Reproduce the following records exactly from the line containing "Output a JSON" onward, ending with the last line and including it.

Dataset items
______________________________
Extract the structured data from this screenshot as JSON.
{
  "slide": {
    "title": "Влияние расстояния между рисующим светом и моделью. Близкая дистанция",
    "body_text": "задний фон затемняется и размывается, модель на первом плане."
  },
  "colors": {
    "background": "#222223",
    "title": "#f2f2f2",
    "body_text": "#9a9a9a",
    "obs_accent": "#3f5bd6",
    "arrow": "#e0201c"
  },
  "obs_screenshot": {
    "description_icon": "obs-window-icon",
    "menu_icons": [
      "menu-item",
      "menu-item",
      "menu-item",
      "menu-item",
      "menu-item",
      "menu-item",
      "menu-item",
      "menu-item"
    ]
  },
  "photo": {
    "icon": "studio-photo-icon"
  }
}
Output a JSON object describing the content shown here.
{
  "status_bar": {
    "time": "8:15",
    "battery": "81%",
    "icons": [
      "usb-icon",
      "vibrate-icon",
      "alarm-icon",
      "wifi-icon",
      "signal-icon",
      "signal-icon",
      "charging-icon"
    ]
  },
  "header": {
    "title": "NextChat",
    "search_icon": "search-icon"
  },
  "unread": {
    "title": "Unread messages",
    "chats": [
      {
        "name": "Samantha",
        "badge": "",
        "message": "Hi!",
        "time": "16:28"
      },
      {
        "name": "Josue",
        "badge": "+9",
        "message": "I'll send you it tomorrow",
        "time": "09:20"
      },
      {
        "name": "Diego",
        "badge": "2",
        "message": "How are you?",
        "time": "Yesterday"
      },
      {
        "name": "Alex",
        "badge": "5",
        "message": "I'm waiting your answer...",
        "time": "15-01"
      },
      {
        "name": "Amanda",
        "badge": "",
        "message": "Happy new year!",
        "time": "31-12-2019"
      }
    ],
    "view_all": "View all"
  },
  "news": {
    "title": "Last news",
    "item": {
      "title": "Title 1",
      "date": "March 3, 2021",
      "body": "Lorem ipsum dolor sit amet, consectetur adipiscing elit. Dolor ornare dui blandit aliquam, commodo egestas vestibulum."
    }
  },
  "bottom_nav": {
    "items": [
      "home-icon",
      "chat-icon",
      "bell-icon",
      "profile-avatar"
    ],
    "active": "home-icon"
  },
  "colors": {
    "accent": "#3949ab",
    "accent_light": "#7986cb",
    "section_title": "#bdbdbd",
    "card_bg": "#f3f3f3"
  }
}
______________________________
Expected output:
Output a JSON object describing the content shown here.
{
  "status_bar": {
    "time": "8:15",
    "battery": "81%",
    "icons": [
      "usb-icon",
      "vibrate-icon",
      "alarm-icon",
      "wifi-icon",
      "signal-icon",
      "signal-icon",
      "charging-icon"
    ]
  },
  "header": {
    "title": "NextChat",
    "search_icon": "search-icon"
  },
  "unread": {
    "title": "Unread messages",
    "chats": [
      {
        "name": "Samantha",
        "badge": "",
        "message": "Hi!",
        "time": "16:28"
      },
      {
        "name": "Josue",
        "badge": "+9",
        "message": "I'll send you it tomorrow",
        "time": "09:20"
      },
      {
        "name": "Diego",
        "badge": "2",
        "message": "How are you?",
        "time": "Yesterday"
      },
      {
        "name": "Alex",
        "badge": "5",
        "message": "I'm waiting your answer...",
        "time": "15-01"
      },
      {
        "name": "Amanda",
        "badge": "",
        "message": "Happy new year!",
        "time": "31-12-2019"
      }
    ],
    "view_all": "View all"
  },
  "news": {
    "title": "Last news",
    "item": {
      "title": "Title 1",
      "date": "March 3, 2021",
      "body": "Lorem ipsum dolor sit amet, consectetur adipiscing elit. Dolor ornare dui blandit aliquam, commodo egestas vestibulum."
    }
  },
  "bottom_nav": {
    "items": [
      "home-icon",
      "chat-icon",
      "bell-icon",
      "profile-avatar"
    ],
    "active": "home-icon"
  },
  "colors": {
    "accent": "#3949ab",
    "accent_light": "#7986cb",
    "section_title": "#bdbdbd",
    "card_bg": "#f3f3f3"
  }
}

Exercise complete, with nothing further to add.